ITEMS:

--------------------------------------------------

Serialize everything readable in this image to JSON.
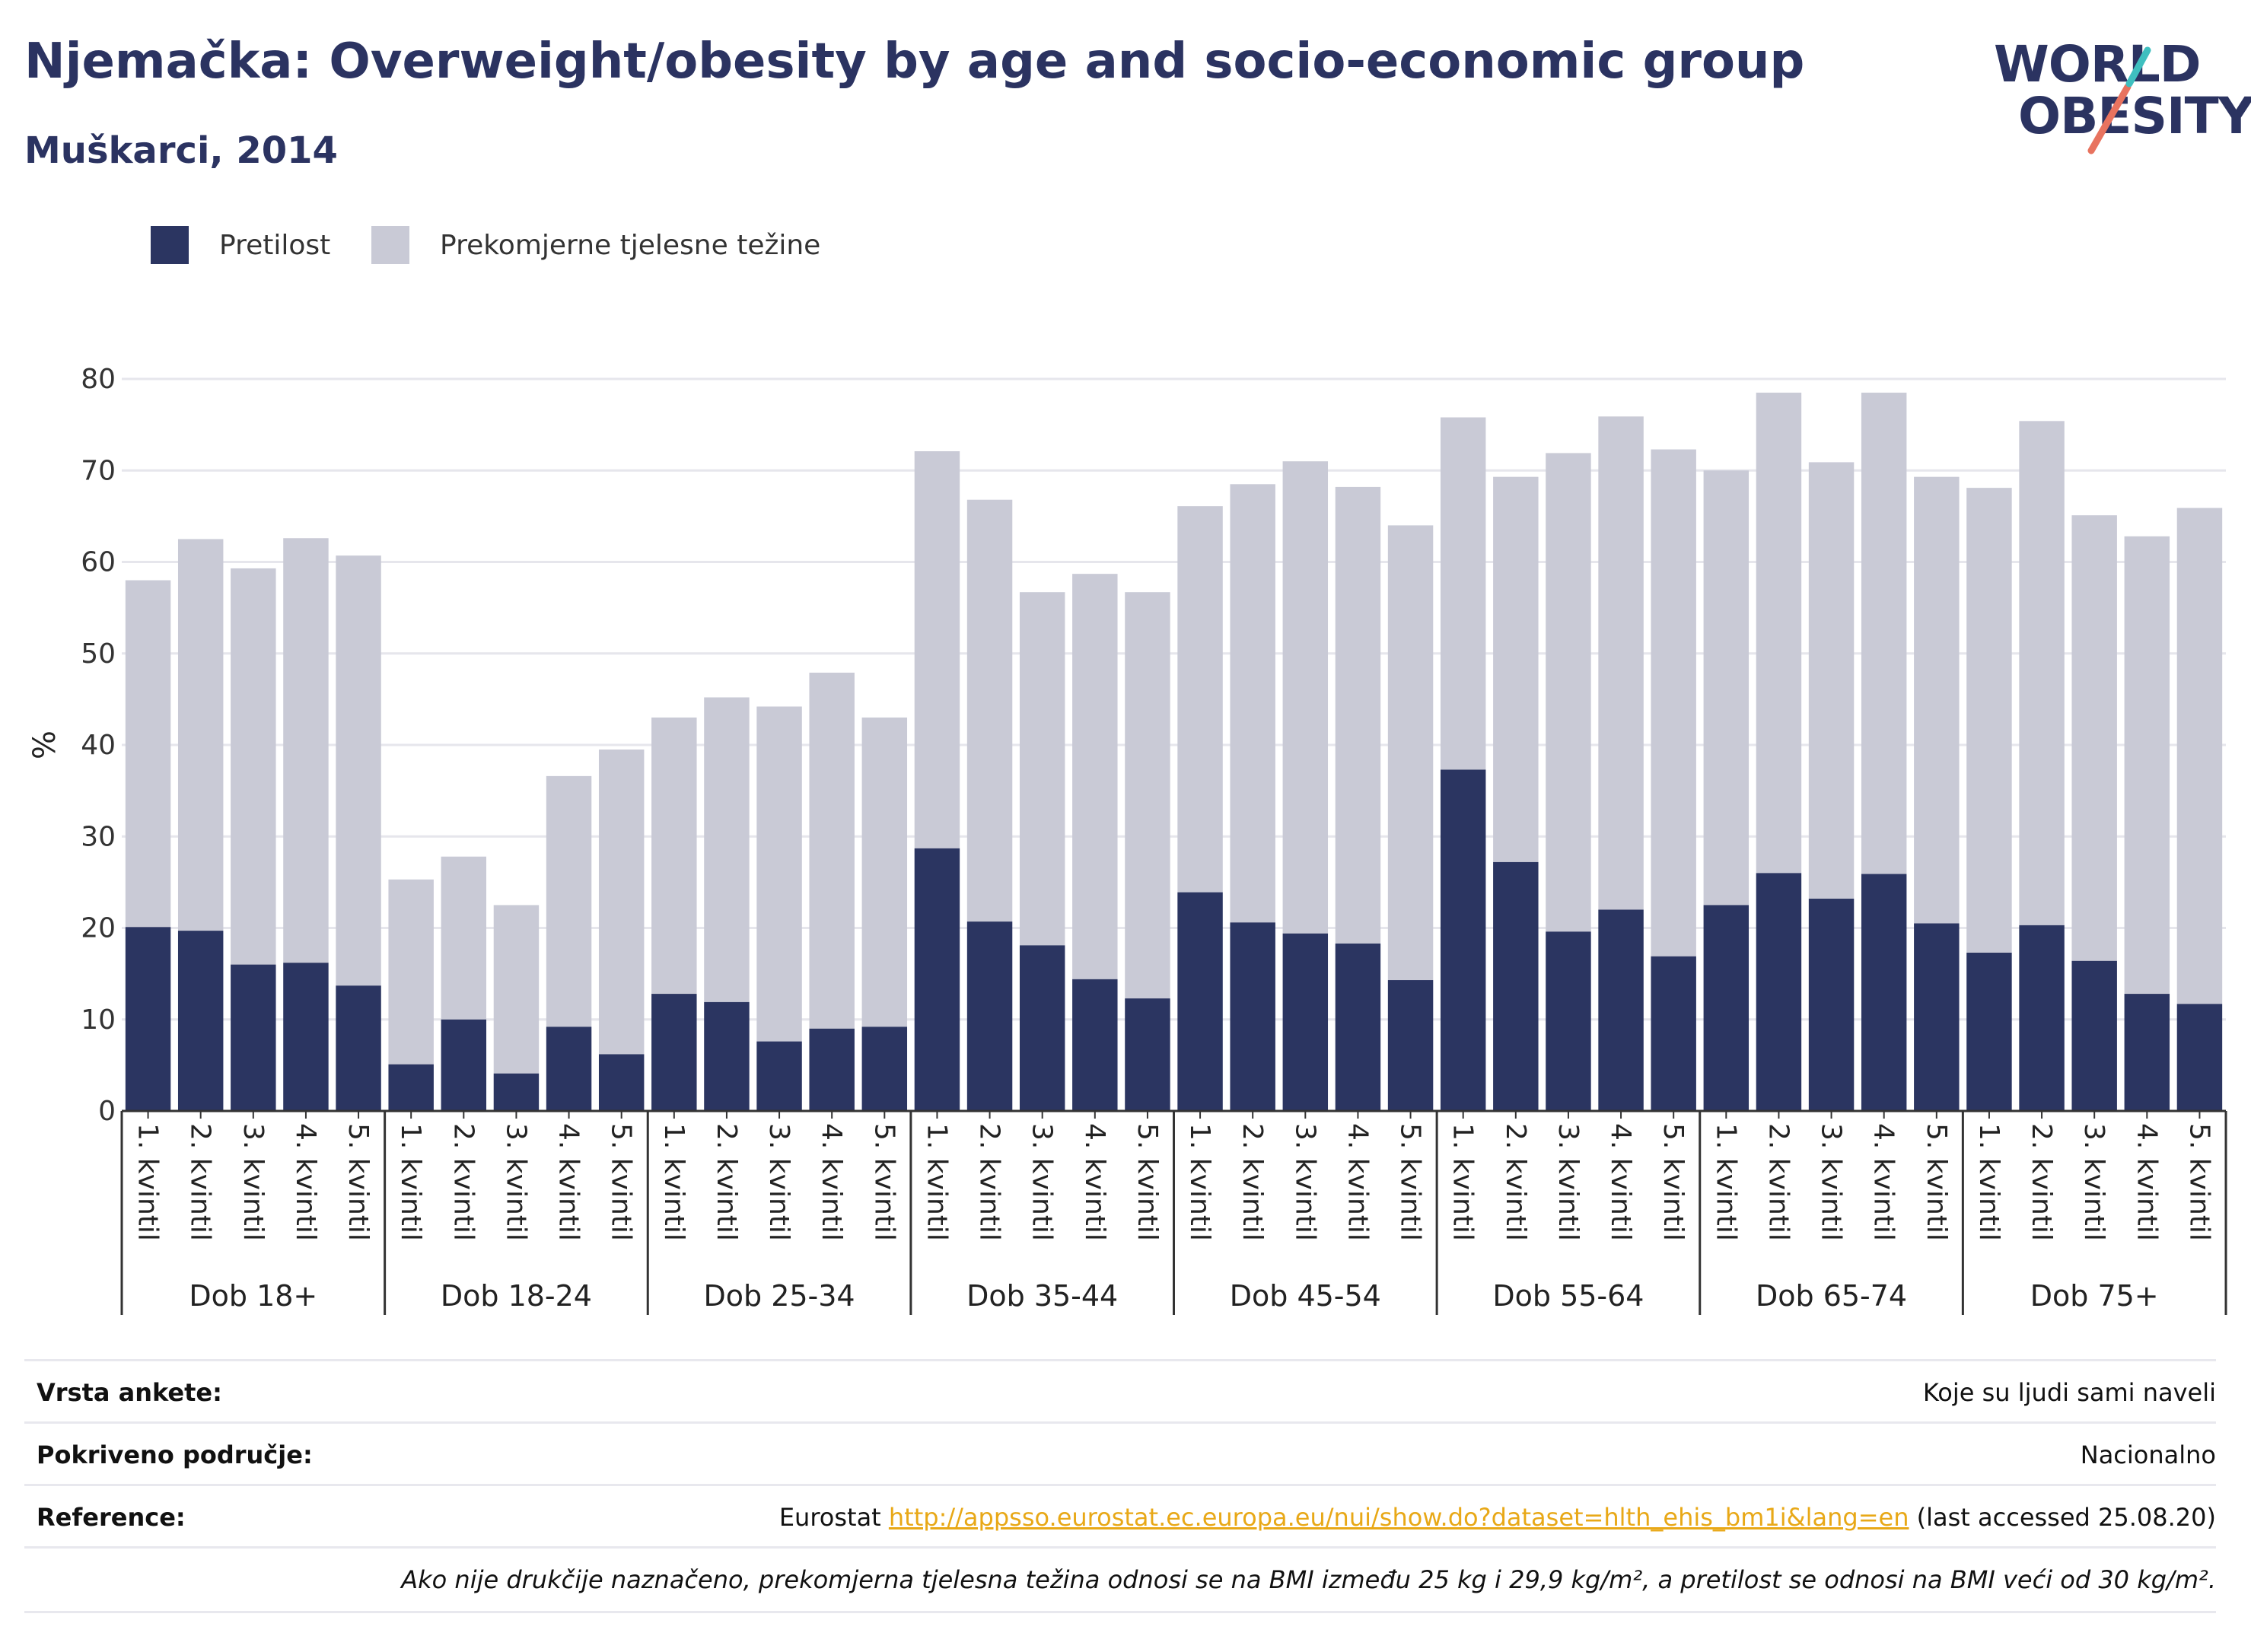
{
  "header": {
    "title": "Njemačka: Overweight/obesity by age and socio-economic group",
    "subtitle": "Muškarci, 2014"
  },
  "logo": {
    "line1": "WORLD",
    "line2": "OBESITY"
  },
  "colors": {
    "obesity": "#2b3561",
    "overweight": "#c9cad6",
    "grid": "#e6e6ec",
    "axis": "#333333",
    "logo_teal": "#3fbfbf",
    "logo_coral": "#e8735f"
  },
  "chart_data": {
    "type": "bar",
    "stacked": true,
    "ylabel": "%",
    "ylim": [
      0,
      80
    ],
    "yticks": [
      0,
      10,
      20,
      30,
      40,
      50,
      60,
      70,
      80
    ],
    "grid": true,
    "legend_position": "top-left",
    "groups": [
      "Dob 18+",
      "Dob 18-24",
      "Dob 25-34",
      "Dob 35-44",
      "Dob 45-54",
      "Dob 55-64",
      "Dob 65-74",
      "Dob 75+"
    ],
    "categories": [
      "1. kvintil",
      "2. kvintil",
      "3. kvintil",
      "4. kvintil",
      "5. kvintil"
    ],
    "series": [
      {
        "name": "Pretilost",
        "values": [
          [
            20.1,
            19.7,
            16.0,
            16.2,
            13.7
          ],
          [
            5.1,
            10.0,
            4.1,
            9.2,
            6.2
          ],
          [
            12.8,
            11.9,
            7.6,
            9.0,
            9.2
          ],
          [
            28.7,
            20.7,
            18.1,
            14.4,
            12.3
          ],
          [
            23.9,
            20.6,
            19.4,
            18.3,
            14.3
          ],
          [
            37.3,
            27.2,
            19.6,
            22.0,
            16.9
          ],
          [
            22.5,
            26.0,
            23.2,
            25.9,
            20.5
          ],
          [
            17.3,
            20.3,
            16.4,
            12.8,
            11.7
          ]
        ]
      },
      {
        "name": "Prekomjerne tjelesne težine",
        "values": [
          [
            37.9,
            42.8,
            43.3,
            46.4,
            47.0
          ],
          [
            20.2,
            17.8,
            18.4,
            27.4,
            33.3
          ],
          [
            30.2,
            33.3,
            36.6,
            38.9,
            33.8
          ],
          [
            43.4,
            46.1,
            38.6,
            44.3,
            44.4
          ],
          [
            42.2,
            47.9,
            51.6,
            49.9,
            49.7
          ],
          [
            38.5,
            42.1,
            52.3,
            53.9,
            55.4
          ],
          [
            47.5,
            52.5,
            47.7,
            52.6,
            48.8
          ],
          [
            50.8,
            55.1,
            48.7,
            50.0,
            54.2
          ]
        ]
      }
    ]
  },
  "info": {
    "survey_type_label": "Vrsta ankete:",
    "survey_type_value": "Koje su ljudi sami naveli",
    "coverage_label": "Pokriveno područje:",
    "coverage_value": "Nacionalno",
    "reference_label": "Reference:",
    "reference_prefix": "Eurostat",
    "reference_url": "http://appsso.eurostat.ec.europa.eu/nui/show.do?dataset=hlth_ehis_bm1i&lang=en",
    "reference_suffix": "(last accessed 25.08.20)",
    "note": "Ako nije drukčije naznačeno, prekomjerna tjelesna težina odnosi se na BMI između 25 kg i 29,9 kg/m², a pretilost se odnosi na BMI veći od 30 kg/m²."
  }
}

--------------------------------------------------

WHAT THIS TASK INVOLVES:
Retype all of the entries exactly as written, leaving out any images.

EXERCISE ANSWER:
Serialize everything readable in this image to JSON.
{
  "header": {
    "title": "Njemačka: Overweight/obesity by age and socio-economic group",
    "subtitle": "Muškarci, 2014"
  },
  "logo": {
    "line1": "WORLD",
    "line2": "OBESITY"
  },
  "colors": {
    "obesity": "#2b3561",
    "overweight": "#c9cad6",
    "grid": "#e6e6ec",
    "axis": "#333333",
    "logo_teal": "#3fbfbf",
    "logo_coral": "#e8735f"
  },
  "chart_data": {
    "type": "bar",
    "stacked": true,
    "ylabel": "%",
    "ylim": [
      0,
      80
    ],
    "yticks": [
      0,
      10,
      20,
      30,
      40,
      50,
      60,
      70,
      80
    ],
    "grid": true,
    "legend_position": "top-left",
    "groups": [
      "Dob 18+",
      "Dob 18-24",
      "Dob 25-34",
      "Dob 35-44",
      "Dob 45-54",
      "Dob 55-64",
      "Dob 65-74",
      "Dob 75+"
    ],
    "categories": [
      "1. kvintil",
      "2. kvintil",
      "3. kvintil",
      "4. kvintil",
      "5. kvintil"
    ],
    "series": [
      {
        "name": "Pretilost",
        "values": [
          [
            20.1,
            19.7,
            16.0,
            16.2,
            13.7
          ],
          [
            5.1,
            10.0,
            4.1,
            9.2,
            6.2
          ],
          [
            12.8,
            11.9,
            7.6,
            9.0,
            9.2
          ],
          [
            28.7,
            20.7,
            18.1,
            14.4,
            12.3
          ],
          [
            23.9,
            20.6,
            19.4,
            18.3,
            14.3
          ],
          [
            37.3,
            27.2,
            19.6,
            22.0,
            16.9
          ],
          [
            22.5,
            26.0,
            23.2,
            25.9,
            20.5
          ],
          [
            17.3,
            20.3,
            16.4,
            12.8,
            11.7
          ]
        ]
      },
      {
        "name": "Prekomjerne tjelesne težine",
        "values": [
          [
            37.9,
            42.8,
            43.3,
            46.4,
            47.0
          ],
          [
            20.2,
            17.8,
            18.4,
            27.4,
            33.3
          ],
          [
            30.2,
            33.3,
            36.6,
            38.9,
            33.8
          ],
          [
            43.4,
            46.1,
            38.6,
            44.3,
            44.4
          ],
          [
            42.2,
            47.9,
            51.6,
            49.9,
            49.7
          ],
          [
            38.5,
            42.1,
            52.3,
            53.9,
            55.4
          ],
          [
            47.5,
            52.5,
            47.7,
            52.6,
            48.8
          ],
          [
            50.8,
            55.1,
            48.7,
            50.0,
            54.2
          ]
        ]
      }
    ]
  },
  "info": {
    "survey_type_label": "Vrsta ankete:",
    "survey_type_value": "Koje su ljudi sami naveli",
    "coverage_label": "Pokriveno područje:",
    "coverage_value": "Nacionalno",
    "reference_label": "Reference:",
    "reference_prefix": "Eurostat",
    "reference_url": "http://appsso.eurostat.ec.europa.eu/nui/show.do?dataset=hlth_ehis_bm1i&lang=en",
    "reference_suffix": "(last accessed 25.08.20)",
    "note": "Ako nije drukčije naznačeno, prekomjerna tjelesna težina odnosi se na BMI između 25 kg i 29,9 kg/m², a pretilost se odnosi na BMI veći od 30 kg/m²."
  }
}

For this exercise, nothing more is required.